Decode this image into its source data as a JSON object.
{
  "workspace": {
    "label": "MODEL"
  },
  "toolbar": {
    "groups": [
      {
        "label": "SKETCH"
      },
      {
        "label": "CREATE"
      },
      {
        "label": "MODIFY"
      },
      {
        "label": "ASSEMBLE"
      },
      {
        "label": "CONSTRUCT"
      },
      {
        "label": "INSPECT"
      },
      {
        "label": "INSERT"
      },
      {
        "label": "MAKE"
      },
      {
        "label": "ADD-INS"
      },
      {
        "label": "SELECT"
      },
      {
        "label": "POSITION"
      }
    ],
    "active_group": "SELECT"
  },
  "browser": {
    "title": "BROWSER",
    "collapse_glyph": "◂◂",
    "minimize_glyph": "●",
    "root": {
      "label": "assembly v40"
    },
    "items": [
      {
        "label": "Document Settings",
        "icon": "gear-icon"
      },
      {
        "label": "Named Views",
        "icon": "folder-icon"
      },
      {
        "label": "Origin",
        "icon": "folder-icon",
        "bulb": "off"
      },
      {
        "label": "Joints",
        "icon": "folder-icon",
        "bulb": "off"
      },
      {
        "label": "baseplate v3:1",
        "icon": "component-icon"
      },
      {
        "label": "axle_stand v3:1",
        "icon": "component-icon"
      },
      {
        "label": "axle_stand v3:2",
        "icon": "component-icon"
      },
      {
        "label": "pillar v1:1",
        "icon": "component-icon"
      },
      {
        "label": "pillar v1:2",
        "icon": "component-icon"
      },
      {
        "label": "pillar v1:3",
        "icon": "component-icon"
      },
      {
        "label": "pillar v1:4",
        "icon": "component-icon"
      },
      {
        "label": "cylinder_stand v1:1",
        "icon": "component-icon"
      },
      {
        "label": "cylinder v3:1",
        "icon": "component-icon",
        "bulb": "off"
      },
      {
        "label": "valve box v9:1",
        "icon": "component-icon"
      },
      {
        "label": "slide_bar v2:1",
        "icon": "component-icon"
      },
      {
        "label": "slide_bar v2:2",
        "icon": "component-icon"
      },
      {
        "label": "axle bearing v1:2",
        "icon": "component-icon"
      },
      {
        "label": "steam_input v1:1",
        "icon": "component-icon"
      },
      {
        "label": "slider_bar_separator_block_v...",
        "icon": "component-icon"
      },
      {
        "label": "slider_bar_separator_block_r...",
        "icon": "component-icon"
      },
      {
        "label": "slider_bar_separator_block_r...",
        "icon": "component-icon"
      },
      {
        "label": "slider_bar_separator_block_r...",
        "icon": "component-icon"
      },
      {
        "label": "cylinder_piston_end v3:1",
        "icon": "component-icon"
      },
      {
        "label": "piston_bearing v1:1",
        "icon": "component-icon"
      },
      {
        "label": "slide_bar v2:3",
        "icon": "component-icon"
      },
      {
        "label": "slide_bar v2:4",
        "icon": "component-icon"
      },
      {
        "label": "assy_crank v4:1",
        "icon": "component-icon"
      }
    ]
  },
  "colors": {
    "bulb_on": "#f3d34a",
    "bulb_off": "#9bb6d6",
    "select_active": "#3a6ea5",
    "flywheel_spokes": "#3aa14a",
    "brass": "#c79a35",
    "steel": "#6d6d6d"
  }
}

+ + + + +

**Instructions for the task**
How many of the lines above contain the string "pillar"? Give the number only.

**Result for this task**
4